* DIRECTION: What is the number of lines in the entries below that include the word "Clock"? Provide the number only.

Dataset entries
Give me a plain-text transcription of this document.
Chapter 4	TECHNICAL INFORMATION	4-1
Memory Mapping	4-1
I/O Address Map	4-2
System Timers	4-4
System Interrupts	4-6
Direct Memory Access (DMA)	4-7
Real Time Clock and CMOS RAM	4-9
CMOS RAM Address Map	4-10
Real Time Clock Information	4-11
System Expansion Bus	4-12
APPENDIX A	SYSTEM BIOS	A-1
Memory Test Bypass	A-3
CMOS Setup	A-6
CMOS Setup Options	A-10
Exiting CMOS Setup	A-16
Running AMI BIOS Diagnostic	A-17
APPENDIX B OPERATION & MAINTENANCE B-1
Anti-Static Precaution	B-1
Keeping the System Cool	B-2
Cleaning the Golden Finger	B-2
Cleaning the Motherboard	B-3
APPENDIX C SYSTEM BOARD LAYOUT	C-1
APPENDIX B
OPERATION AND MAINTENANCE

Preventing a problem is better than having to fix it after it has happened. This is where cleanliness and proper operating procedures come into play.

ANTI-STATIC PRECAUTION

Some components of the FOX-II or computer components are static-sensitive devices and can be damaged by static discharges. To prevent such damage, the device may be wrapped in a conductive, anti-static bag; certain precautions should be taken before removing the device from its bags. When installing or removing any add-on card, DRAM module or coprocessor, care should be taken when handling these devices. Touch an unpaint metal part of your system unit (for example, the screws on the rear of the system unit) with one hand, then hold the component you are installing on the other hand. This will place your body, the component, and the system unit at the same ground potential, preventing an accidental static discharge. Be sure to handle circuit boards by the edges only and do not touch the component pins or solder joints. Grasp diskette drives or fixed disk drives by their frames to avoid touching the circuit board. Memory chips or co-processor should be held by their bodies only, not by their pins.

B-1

* EXERCISE OUTPUT: 2